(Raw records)
==*==

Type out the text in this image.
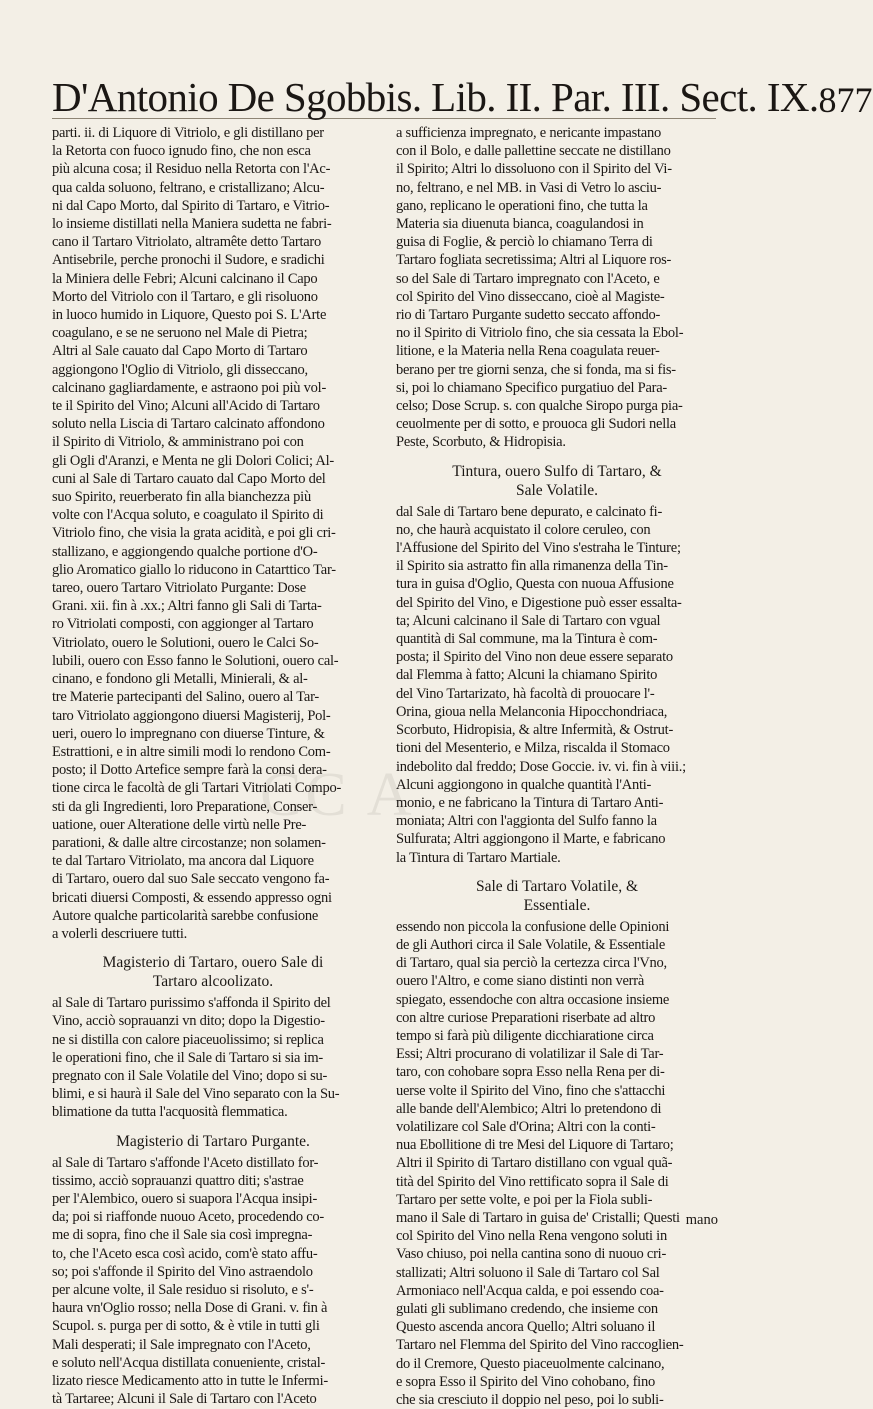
CC A
D'Antonio De Sgobbis. Lib. II. Par. III. Sect. IX. 877
parti. ii. di Liquore di Vitriolo, e gli distillano per
la Retorta con fuoco ignudo fino, che non esca
più alcuna cosa; il Residuo nella Retorta con l'Ac-
qua calda soluono, feltrano, e cristallizano; Alcu-
ni dal Capo Morto, dal Spirito di Tartaro, e Vitrio-
lo insieme distillati nella Maniera sudetta ne fabri-
cano il Tartaro Vitriolato, altramête detto Tartaro
Antisebrile, perche pronochi il Sudore, e sradichi
la Miniera delle Febri; Alcuni calcinano il Capo
Morto del Vitriolo con il Tartaro, e gli risoluono
in luoco humido in Liquore, Questo poi S. L'Arte
coagulano, e se ne seruono nel Male di Pietra;
Altri al Sale cauato dal Capo Morto di Tartaro
aggiongono l'Oglio di Vitriolo, gli disseccano,
calcinano gagliardamente, e astraono poi più vol-
te il Spirito del Vino; Alcuni all'Acido di Tartaro
soluto nella Liscia di Tartaro calcinato affondono
il Spirito di Vitriolo, & amministrano poi con
gli Ogli d'Aranzi, e Menta ne gli Dolori Colici; Al-
cuni al Sale di Tartaro cauato dal Capo Morto del
suo Spirito, reuerberato fin alla bianchezza più
volte con l'Acqua soluto, e coagulato il Spirito di
Vitriolo fino, che visia la grata acidità, e poi gli cri-
stallizano, e aggiongendo qualche portione d'O-
glio Aromatico giallo lo riducono in Catarttico Tar-
tareo, ouero Tartaro Vitriolato Purgante: Dose
Grani. xii. fin à .xx.; Altri fanno gli Sali di Tarta-
ro Vitriolati composti, con aggionger al Tartaro
Vitriolato, ouero le Solutioni, ouero le Calci So-
lubili, ouero con Esso fanno le Solutioni, ouero cal-
cinano, e fondono gli Metalli, Minierali, & al-
tre Materie partecipanti del Salino, ouero al Tar-
taro Vitriolato aggiongono diuersi Magisterij, Pol-
ueri, ouero lo impregnano con diuerse Tinture, &
Estrattioni, e in altre simili modi lo rendono Com-
posto; il Dotto Artefice sempre farà la consi dera-
tione circa le facoltà de gli Tartari Vitriolati Compo-
sti da gli Ingredienti, loro Preparatione, Conser-
uatione, ouer Alteratione delle virtù nelle Pre-
parationi, & dalle altre circostanze; non solamen-
te dal Tartaro Vitriolato, ma ancora dal Liquore
di Tartaro, ouero dal suo Sale seccato vengono fa-
bricati diuersi Composti, & essendo appresso ogni
Autore qualche particolarità sarebbe confusione
a volerli descriuere tutti.
Magisterio di Tartaro, ouero Sale di
Tartaro alcoolizato.
al Sale di Tartaro purissimo s'affonda il Spirito del
Vino, acciò soprauanzi vn dito; dopo la Digestio-
ne si distilla con calore piaceuolissimo; si replica
le operationi fino, che il Sale di Tartaro si sia im-
pregnato con il Sale Volatile del Vino; dopo si su-
blimi, e si haurà il Sale del Vino separato con la Su-
blimatione da tutta l'acquosità flemmatica.
Magisterio di Tartaro Purgante.
al Sale di Tartaro s'affonde l'Aceto distillato for-
tissimo, acciò soprauanzi quattro diti; s'astrae
per l'Alembico, ouero si suapora l'Acqua insipi-
da; poi si riaffonde nuouo Aceto, procedendo co-
me di sopra, fino che il Sale sia così impregna-
to, che l'Aceto esca così acido, com'è stato affu-
so; poi s'affonde il Spirito del Vino astraendolo
per alcune volte, il Sale residuo si risoluto, e s'-
haura vn'Oglio rosso; nella Dose di Grani. v. fin à
Scupol. s. purga per di sotto, & è vtile in tutti gli
Mali desperati; il Sale impregnato con l'Aceto,
e soluto nell'Acqua distillata conueniente, cristal-
lizato riesce Medicamento atto in tutte le Infermi-
tà Tartaree; Alcuni il Sale di Tartaro con l'Aceto
a sufficienza impregnato, e nericante impastano
con il Bolo, e dalle pallettine seccate ne distillano
il Spirito; Altri lo dissoluono con il Spirito del Vi-
no, feltrano, e nel MB. in Vasi di Vetro lo asciu-
gano, replicano le operationi fino, che tutta la
Materia sia diuenuta bianca, coagulandosi in
guisa di Foglie, & perciò lo chiamano Terra di
Tartaro fogliata secretissima; Altri al Liquore ros-
so del Sale di Tartaro impregnato con l'Aceto, e
col Spirito del Vino disseccano, cioè al Magiste-
rio di Tartaro Purgante sudetto seccato affondo-
no il Spirito di Vitriolo fino, che sia cessata la Ebol-
litione, e la Materia nella Rena coagulata reuer-
berano per tre giorni senza, che si fonda, ma si fis-
si, poi lo chiamano Specifico purgatiuo del Para-
celso; Dose Scrup. s. con qualche Siropo purga pia-
ceuolmente per di sotto, e prouoca gli Sudori nella
Peste, Scorbuto, & Hidropisia.
Tintura, ouero Sulfo di Tartaro, &
Sale Volatile.
dal Sale di Tartaro bene depurato, e calcinato fi-
no, che haurà acquistato il colore ceruleo, con
l'Affusione del Spirito del Vino s'estraha le Tinture;
il Spirito sia astratto fin alla rimanenza della Tin-
tura in guisa d'Oglio, Questa con nuoua Affusione
del Spirito del Vino, e Digestione può esser essalta-
ta; Alcuni calcinano il Sale di Tartaro con vgual
quantità di Sal commune, ma la Tintura è com-
posta; il Spirito del Vino non deue essere separato
dal Flemma à fatto; Alcuni la chiamano Spirito
del Vino Tartarizato, hà facoltà di prouocare l'-
Orina, gioua nella Melanconia Hipocchondriaca,
Scorbuto, Hidropisia, & altre Infermità, & Ostrut-
tioni del Mesenterio, e Milza, riscalda il Stomaco
indebolito dal freddo; Dose Goccie. iv. vi. fin à viii.;
Alcuni aggiongono in qualche quantità l'Anti-
monio, e ne fabricano la Tintura di Tartaro Anti-
moniata; Altri con l'aggionta del Sulfo fanno la
Sulfurata; Altri aggiongono il Marte, e fabricano
la Tintura di Tartaro Martiale.
Sale di Tartaro Volatile, &
Essentiale.
essendo non piccola la confusione delle Opinioni
de gli Authori circa il Sale Volatile, & Essentiale
di Tartaro, qual sia perciò la certezza circa l'Vno,
ouero l'Altro, e come siano distinti non verrà
spiegato, essendoche con altra occasione insieme
con altre curiose Preparationi riserbate ad altro
tempo si farà più diligente dicchiaratione circa
Essi; Altri procurano di volatilizar il Sale di Tar-
taro, con cohobare sopra Esso nella Rena per di-
uerse volte il Spirito del Vino, fino che s'attacchi
alle bande dell'Alembico; Altri lo pretendono di
volatilizare col Sale d'Orina; Altri con la conti-
nua Ebollitione di tre Mesi del Liquore di Tartaro;
Altri il Spirito di Tartaro distillano con vgual quã-
tità del Spirito del Vino rettificato sopra il Sale di
Tartaro per sette volte, e poi per la Fiola subli-
mano il Sale di Tartaro in guisa de' Cristalli; Questi
col Spirito del Vino nella Rena vengono soluti in
Vaso chiuso, poi nella cantina sono di nuouo cri-
stallizati; Altri soluono il Sale di Tartaro col Sal
Armoniaco nell'Acqua calda, e poi essendo coa-
gulati gli sublimano credendo, che insieme con
Questo ascenda ancora Quello; Altri soluano il
Tartaro nel Flemma del Spirito del Vino raccoglien-
do il Cremore, Questo piaceuolmente calcinano,
e sopra Esso il Spirito del Vino cohobano, fino
che sia cresciuto il doppio nel peso, poi lo subli-
mano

==*==

EXERCISE: What is the number of lines in the listing that contain the string "calcinano"? Reply with that number alone.

RESULT OF THE EXERCISE: 4